Given data:
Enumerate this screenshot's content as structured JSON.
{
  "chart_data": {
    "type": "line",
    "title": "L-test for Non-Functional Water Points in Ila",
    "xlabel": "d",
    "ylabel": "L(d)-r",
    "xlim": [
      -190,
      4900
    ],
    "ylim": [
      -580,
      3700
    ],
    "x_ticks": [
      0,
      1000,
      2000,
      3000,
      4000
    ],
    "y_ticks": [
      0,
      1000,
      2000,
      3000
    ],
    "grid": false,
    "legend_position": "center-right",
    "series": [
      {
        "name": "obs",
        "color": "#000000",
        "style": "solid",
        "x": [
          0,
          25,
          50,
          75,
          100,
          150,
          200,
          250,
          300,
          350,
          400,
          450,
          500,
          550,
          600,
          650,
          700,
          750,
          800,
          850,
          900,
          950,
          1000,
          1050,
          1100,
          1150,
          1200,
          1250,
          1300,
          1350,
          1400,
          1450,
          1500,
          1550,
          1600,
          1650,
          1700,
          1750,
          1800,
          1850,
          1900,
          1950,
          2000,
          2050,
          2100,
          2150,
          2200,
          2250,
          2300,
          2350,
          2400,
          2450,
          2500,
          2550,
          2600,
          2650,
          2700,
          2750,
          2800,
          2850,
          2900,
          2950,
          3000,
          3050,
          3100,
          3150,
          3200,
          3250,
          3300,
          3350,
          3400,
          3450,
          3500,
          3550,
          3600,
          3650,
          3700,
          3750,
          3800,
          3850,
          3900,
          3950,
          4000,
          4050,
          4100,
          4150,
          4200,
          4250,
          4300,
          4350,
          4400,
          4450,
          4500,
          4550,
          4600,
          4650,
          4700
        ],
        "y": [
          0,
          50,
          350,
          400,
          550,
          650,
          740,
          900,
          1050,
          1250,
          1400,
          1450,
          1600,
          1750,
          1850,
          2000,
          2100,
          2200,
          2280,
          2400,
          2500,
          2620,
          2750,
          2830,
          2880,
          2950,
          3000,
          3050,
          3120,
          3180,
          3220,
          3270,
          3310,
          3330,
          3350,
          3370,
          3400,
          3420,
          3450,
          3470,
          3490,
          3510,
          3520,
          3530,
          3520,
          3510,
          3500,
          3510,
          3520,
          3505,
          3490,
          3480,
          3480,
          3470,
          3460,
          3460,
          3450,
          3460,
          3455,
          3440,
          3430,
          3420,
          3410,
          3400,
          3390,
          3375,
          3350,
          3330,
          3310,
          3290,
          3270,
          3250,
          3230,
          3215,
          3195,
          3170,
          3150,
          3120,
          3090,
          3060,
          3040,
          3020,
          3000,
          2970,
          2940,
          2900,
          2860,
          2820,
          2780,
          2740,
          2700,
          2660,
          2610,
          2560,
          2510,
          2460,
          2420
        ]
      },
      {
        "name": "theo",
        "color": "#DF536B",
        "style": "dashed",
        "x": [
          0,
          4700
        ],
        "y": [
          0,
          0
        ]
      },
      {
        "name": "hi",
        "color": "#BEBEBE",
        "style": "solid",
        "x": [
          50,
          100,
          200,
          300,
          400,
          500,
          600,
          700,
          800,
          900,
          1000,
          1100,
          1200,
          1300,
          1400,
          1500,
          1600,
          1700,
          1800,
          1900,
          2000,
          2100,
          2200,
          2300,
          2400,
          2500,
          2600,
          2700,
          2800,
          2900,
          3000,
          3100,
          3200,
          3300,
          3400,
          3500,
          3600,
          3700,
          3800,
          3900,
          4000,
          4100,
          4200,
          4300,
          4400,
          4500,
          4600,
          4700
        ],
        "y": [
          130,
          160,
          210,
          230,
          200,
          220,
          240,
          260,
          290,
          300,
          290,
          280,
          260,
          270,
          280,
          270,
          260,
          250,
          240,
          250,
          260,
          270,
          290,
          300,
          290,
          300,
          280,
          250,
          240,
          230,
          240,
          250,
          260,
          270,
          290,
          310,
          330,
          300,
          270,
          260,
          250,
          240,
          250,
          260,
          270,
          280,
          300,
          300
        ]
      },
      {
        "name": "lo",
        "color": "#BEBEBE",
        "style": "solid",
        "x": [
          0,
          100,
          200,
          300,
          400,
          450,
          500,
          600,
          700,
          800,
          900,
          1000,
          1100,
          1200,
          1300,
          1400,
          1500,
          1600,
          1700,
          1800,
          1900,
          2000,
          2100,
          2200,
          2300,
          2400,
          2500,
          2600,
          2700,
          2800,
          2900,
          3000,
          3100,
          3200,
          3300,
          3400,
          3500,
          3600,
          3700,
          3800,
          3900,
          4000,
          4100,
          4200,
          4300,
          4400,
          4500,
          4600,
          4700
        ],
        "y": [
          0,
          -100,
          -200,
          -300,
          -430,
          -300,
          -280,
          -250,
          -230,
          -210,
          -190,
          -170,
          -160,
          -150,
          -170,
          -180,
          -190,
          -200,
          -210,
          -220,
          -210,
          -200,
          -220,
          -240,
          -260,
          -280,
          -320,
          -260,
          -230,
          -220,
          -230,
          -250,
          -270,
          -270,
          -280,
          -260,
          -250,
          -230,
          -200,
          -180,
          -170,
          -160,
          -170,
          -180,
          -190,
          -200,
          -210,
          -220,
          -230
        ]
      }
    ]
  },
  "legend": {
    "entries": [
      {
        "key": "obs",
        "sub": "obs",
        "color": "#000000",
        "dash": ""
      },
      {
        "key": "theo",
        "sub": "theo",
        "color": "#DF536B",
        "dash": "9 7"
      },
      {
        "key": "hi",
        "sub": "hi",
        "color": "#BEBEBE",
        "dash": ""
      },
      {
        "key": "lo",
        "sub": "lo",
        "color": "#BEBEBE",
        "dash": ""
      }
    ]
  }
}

Stated problem:
Print again each line of the listing above, exactly as it appears.

Answer to this problem:
Enumerate this screenshot's content as structured JSON.
{
  "chart_data": {
    "type": "line",
    "title": "L-test for Non-Functional Water Points in Ila",
    "xlabel": "d",
    "ylabel": "L(d)-r",
    "xlim": [
      -190,
      4900
    ],
    "ylim": [
      -580,
      3700
    ],
    "x_ticks": [
      0,
      1000,
      2000,
      3000,
      4000
    ],
    "y_ticks": [
      0,
      1000,
      2000,
      3000
    ],
    "grid": false,
    "legend_position": "center-right",
    "series": [
      {
        "name": "obs",
        "color": "#000000",
        "style": "solid",
        "x": [
          0,
          25,
          50,
          75,
          100,
          150,
          200,
          250,
          300,
          350,
          400,
          450,
          500,
          550,
          600,
          650,
          700,
          750,
          800,
          850,
          900,
          950,
          1000,
          1050,
          1100,
          1150,
          1200,
          1250,
          1300,
          1350,
          1400,
          1450,
          1500,
          1550,
          1600,
          1650,
          1700,
          1750,
          1800,
          1850,
          1900,
          1950,
          2000,
          2050,
          2100,
          2150,
          2200,
          2250,
          2300,
          2350,
          2400,
          2450,
          2500,
          2550,
          2600,
          2650,
          2700,
          2750,
          2800,
          2850,
          2900,
          2950,
          3000,
          3050,
          3100,
          3150,
          3200,
          3250,
          3300,
          3350,
          3400,
          3450,
          3500,
          3550,
          3600,
          3650,
          3700,
          3750,
          3800,
          3850,
          3900,
          3950,
          4000,
          4050,
          4100,
          4150,
          4200,
          4250,
          4300,
          4350,
          4400,
          4450,
          4500,
          4550,
          4600,
          4650,
          4700
        ],
        "y": [
          0,
          50,
          350,
          400,
          550,
          650,
          740,
          900,
          1050,
          1250,
          1400,
          1450,
          1600,
          1750,
          1850,
          2000,
          2100,
          2200,
          2280,
          2400,
          2500,
          2620,
          2750,
          2830,
          2880,
          2950,
          3000,
          3050,
          3120,
          3180,
          3220,
          3270,
          3310,
          3330,
          3350,
          3370,
          3400,
          3420,
          3450,
          3470,
          3490,
          3510,
          3520,
          3530,
          3520,
          3510,
          3500,
          3510,
          3520,
          3505,
          3490,
          3480,
          3480,
          3470,
          3460,
          3460,
          3450,
          3460,
          3455,
          3440,
          3430,
          3420,
          3410,
          3400,
          3390,
          3375,
          3350,
          3330,
          3310,
          3290,
          3270,
          3250,
          3230,
          3215,
          3195,
          3170,
          3150,
          3120,
          3090,
          3060,
          3040,
          3020,
          3000,
          2970,
          2940,
          2900,
          2860,
          2820,
          2780,
          2740,
          2700,
          2660,
          2610,
          2560,
          2510,
          2460,
          2420
        ]
      },
      {
        "name": "theo",
        "color": "#DF536B",
        "style": "dashed",
        "x": [
          0,
          4700
        ],
        "y": [
          0,
          0
        ]
      },
      {
        "name": "hi",
        "color": "#BEBEBE",
        "style": "solid",
        "x": [
          50,
          100,
          200,
          300,
          400,
          500,
          600,
          700,
          800,
          900,
          1000,
          1100,
          1200,
          1300,
          1400,
          1500,
          1600,
          1700,
          1800,
          1900,
          2000,
          2100,
          2200,
          2300,
          2400,
          2500,
          2600,
          2700,
          2800,
          2900,
          3000,
          3100,
          3200,
          3300,
          3400,
          3500,
          3600,
          3700,
          3800,
          3900,
          4000,
          4100,
          4200,
          4300,
          4400,
          4500,
          4600,
          4700
        ],
        "y": [
          130,
          160,
          210,
          230,
          200,
          220,
          240,
          260,
          290,
          300,
          290,
          280,
          260,
          270,
          280,
          270,
          260,
          250,
          240,
          250,
          260,
          270,
          290,
          300,
          290,
          300,
          280,
          250,
          240,
          230,
          240,
          250,
          260,
          270,
          290,
          310,
          330,
          300,
          270,
          260,
          250,
          240,
          250,
          260,
          270,
          280,
          300,
          300
        ]
      },
      {
        "name": "lo",
        "color": "#BEBEBE",
        "style": "solid",
        "x": [
          0,
          100,
          200,
          300,
          400,
          450,
          500,
          600,
          700,
          800,
          900,
          1000,
          1100,
          1200,
          1300,
          1400,
          1500,
          1600,
          1700,
          1800,
          1900,
          2000,
          2100,
          2200,
          2300,
          2400,
          2500,
          2600,
          2700,
          2800,
          2900,
          3000,
          3100,
          3200,
          3300,
          3400,
          3500,
          3600,
          3700,
          3800,
          3900,
          4000,
          4100,
          4200,
          4300,
          4400,
          4500,
          4600,
          4700
        ],
        "y": [
          0,
          -100,
          -200,
          -300,
          -430,
          -300,
          -280,
          -250,
          -230,
          -210,
          -190,
          -170,
          -160,
          -150,
          -170,
          -180,
          -190,
          -200,
          -210,
          -220,
          -210,
          -200,
          -220,
          -240,
          -260,
          -280,
          -320,
          -260,
          -230,
          -220,
          -230,
          -250,
          -270,
          -270,
          -280,
          -260,
          -250,
          -230,
          -200,
          -180,
          -170,
          -160,
          -170,
          -180,
          -190,
          -200,
          -210,
          -220,
          -230
        ]
      }
    ]
  },
  "legend": {
    "entries": [
      {
        "key": "obs",
        "sub": "obs",
        "color": "#000000",
        "dash": ""
      },
      {
        "key": "theo",
        "sub": "theo",
        "color": "#DF536B",
        "dash": "9 7"
      },
      {
        "key": "hi",
        "sub": "hi",
        "color": "#BEBEBE",
        "dash": ""
      },
      {
        "key": "lo",
        "sub": "lo",
        "color": "#BEBEBE",
        "dash": ""
      }
    ]
  }
}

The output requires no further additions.